• **PROBLEM**:
In the copy, include every entry exactly but none of the pictures.

• **DATA SUPPLIED**:
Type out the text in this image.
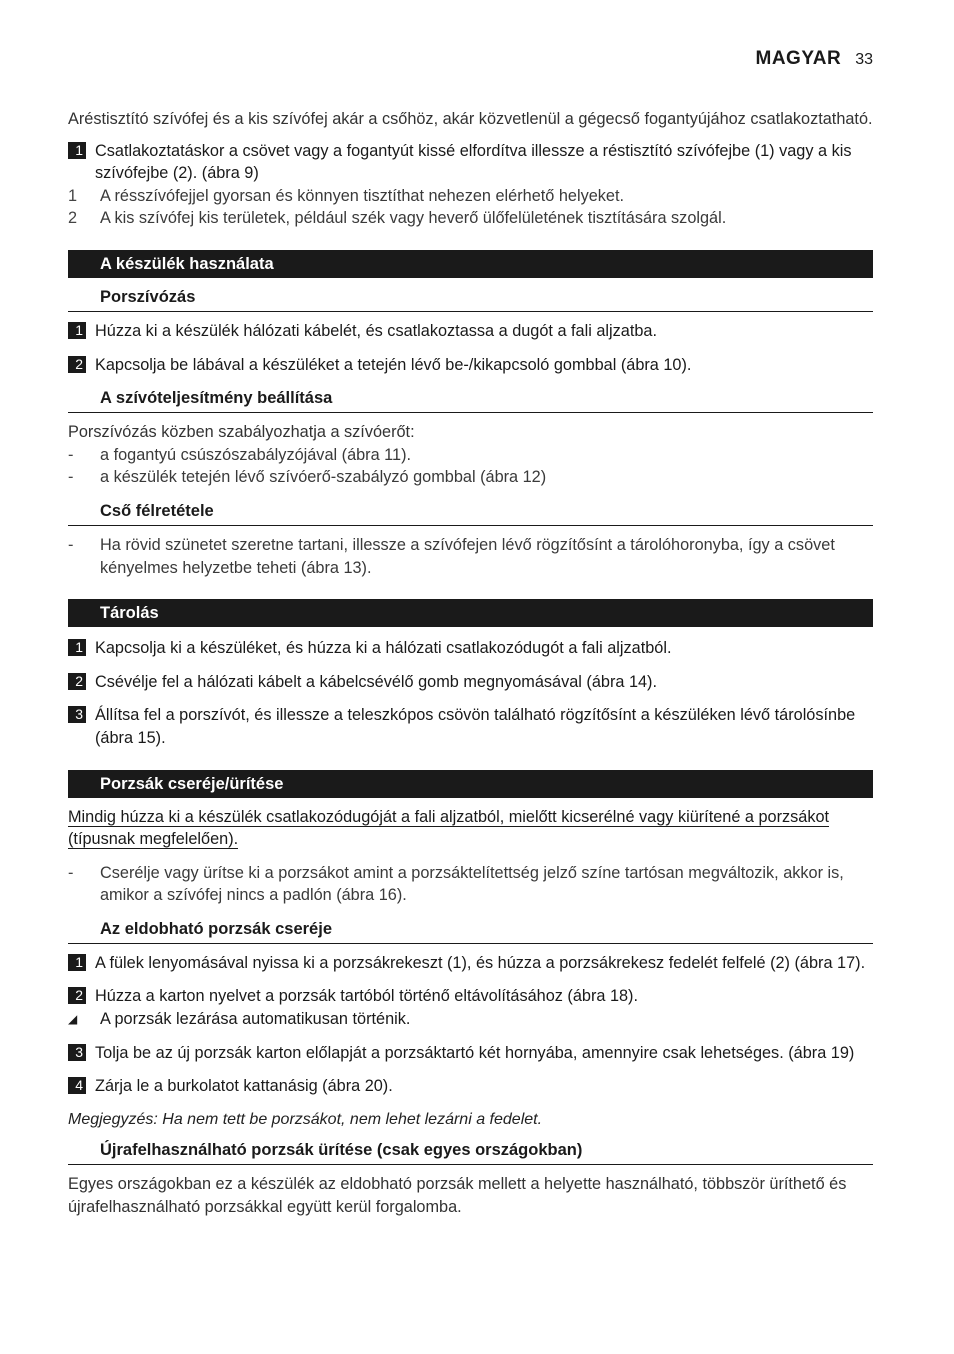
MAGYAR 33

Aréstisztító szívófej és a kis szívófej akár a csőhöz, akár közvetlenül a gégecső fogantyújához csatlakoztatható.

1 Csatlakoztatáskor a csövet vagy a fogantyút kissé elfordítva illessze a réstisztító szívófejbe (1) vagy a kis szívófejbe (2). (ábra 9)
1	A résszívófejjel gyorsan és könnyen tisztíthat nehezen elérhető helyeket.
2	A kis szívófej kis területek, például szék vagy heverő ülőfelületének tisztítására szolgál.
A készülék használata
Porszívózás
1 Húzza ki a készülék hálózati kábelét, és csatlakoztassa a dugót a fali aljzatba.
2 Kapcsolja be lábával a készüléket a tetején lévő be-/kikapcsoló gombbal (ábra 10).
A szívóteljesítmény beállítása

Porszívózás közben szabályozhatja a szívóerőt:

-	a fogantyú csúszószabályzójával (ábra 11).
-	a készülék tetején lévő szívóerő-szabályzó gombbal (ábra 12)
Cső félretétele
-	Ha rövid szünetet szeretne tartani, illessze a szívófejen lévő rögzítősínt a tárolóhoronyba, így a csövet kényelmes helyzetbe teheti (ábra 13).
Tárolás
1 Kapcsolja ki a készüléket, és húzza ki a hálózati csatlakozódugót a fali aljzatból.
2 Csévélje fel a hálózati kábelt a kábelcsévélő gomb megnyomásával (ábra 14).
3 Állítsa fel a porszívót, és illessze a teleszkópos csövön található rögzítősínt a készüléken lévő tárolósínbe (ábra 15).
Porzsák cseréje/ürítése

Mindig húzza ki a készülék csatlakozódugóját a fali aljzatból, mielőtt kicserélné vagy kiürítené a porzsákot (típusnak megfelelően).

-	Cserélje vagy ürítse ki a porzsákot amint a porzsáktelítettség jelző színe tartósan megváltozik, akkor is, amikor a szívófej nincs a padlón (ábra 16).
Az eldobható porzsák cseréje
1 A fülek lenyomásával nyissa ki a porzsákrekeszt (1), és húzza a porzsákrekesz fedelét felfelé (2) (ábra 17).
2 Húzza a karton nyelvet a porzsák tartóból történő eltávolításához (ábra 18).
◢	A porzsák lezárása automatikusan történik.
3 Tolja be az új porzsák karton előlapját a porzsáktartó két hornyába, amennyire csak lehetséges. (ábra 19)
4 Zárja le a burkolatot kattanásig (ábra 20).

Megjegyzés: Ha nem tett be porzsákot, nem lehet lezárni a fedelet.

Újrafelhasználható porzsák ürítése (csak egyes országokban)

Egyes országokban ez a készülék az eldobható porzsák mellett a helyette használható, többször üríthető és újrafelhasználható porzsákkal együtt kerül forgalomba.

• **OUTPUT FOR THIS TASK**:
Type out the text in this image.
MAGYAR 33

Aréstisztító szívófej és a kis szívófej akár a csőhöz, akár közvetlenül a gégecső fogantyújához csatlakoztatható.

1 Csatlakoztatáskor a csövet vagy a fogantyút kissé elfordítva illessze a réstisztító szívófejbe (1) vagy a kis szívófejbe (2). (ábra 9)
1	A résszívófejjel gyorsan és könnyen tisztíthat nehezen elérhető helyeket.
2	A kis szívófej kis területek, például szék vagy heverő ülőfelületének tisztítására szolgál.
A készülék használata
Porszívózás
1 Húzza ki a készülék hálózati kábelét, és csatlakoztassa a dugót a fali aljzatba.
2 Kapcsolja be lábával a készüléket a tetején lévő be-/kikapcsoló gombbal (ábra 10).
A szívóteljesítmény beállítása

Porszívózás közben szabályozhatja a szívóerőt:

-	a fogantyú csúszószabályzójával (ábra 11).
-	a készülék tetején lévő szívóerő-szabályzó gombbal (ábra 12)
Cső félretétele
-	Ha rövid szünetet szeretne tartani, illessze a szívófejen lévő rögzítősínt a tárolóhoronyba, így a csövet kényelmes helyzetbe teheti (ábra 13).
Tárolás
1 Kapcsolja ki a készüléket, és húzza ki a hálózati csatlakozódugót a fali aljzatból.
2 Csévélje fel a hálózati kábelt a kábelcsévélő gomb megnyomásával (ábra 14).
3 Állítsa fel a porszívót, és illessze a teleszkópos csövön található rögzítősínt a készüléken lévő tárolósínbe (ábra 15).
Porzsák cseréje/ürítése

Mindig húzza ki a készülék csatlakozódugóját a fali aljzatból, mielőtt kicserélné vagy kiürítené a porzsákot (típusnak megfelelően).

-	Cserélje vagy ürítse ki a porzsákot amint a porzsáktelítettség jelző színe tartósan megváltozik, akkor is, amikor a szívófej nincs a padlón (ábra 16).
Az eldobható porzsák cseréje
1 A fülek lenyomásával nyissa ki a porzsákrekeszt (1), és húzza a porzsákrekesz fedelét felfelé (2) (ábra 17).
2 Húzza a karton nyelvet a porzsák tartóból történő eltávolításához (ábra 18).
◢	A porzsák lezárása automatikusan történik.
3 Tolja be az új porzsák karton előlapját a porzsáktartó két hornyába, amennyire csak lehetséges. (ábra 19)
4 Zárja le a burkolatot kattanásig (ábra 20).

Megjegyzés: Ha nem tett be porzsákot, nem lehet lezárni a fedelet.

Újrafelhasználható porzsák ürítése (csak egyes országokban)

Egyes országokban ez a készülék az eldobható porzsák mellett a helyette használható, többször üríthető és újrafelhasználható porzsákkal együtt kerül forgalomba.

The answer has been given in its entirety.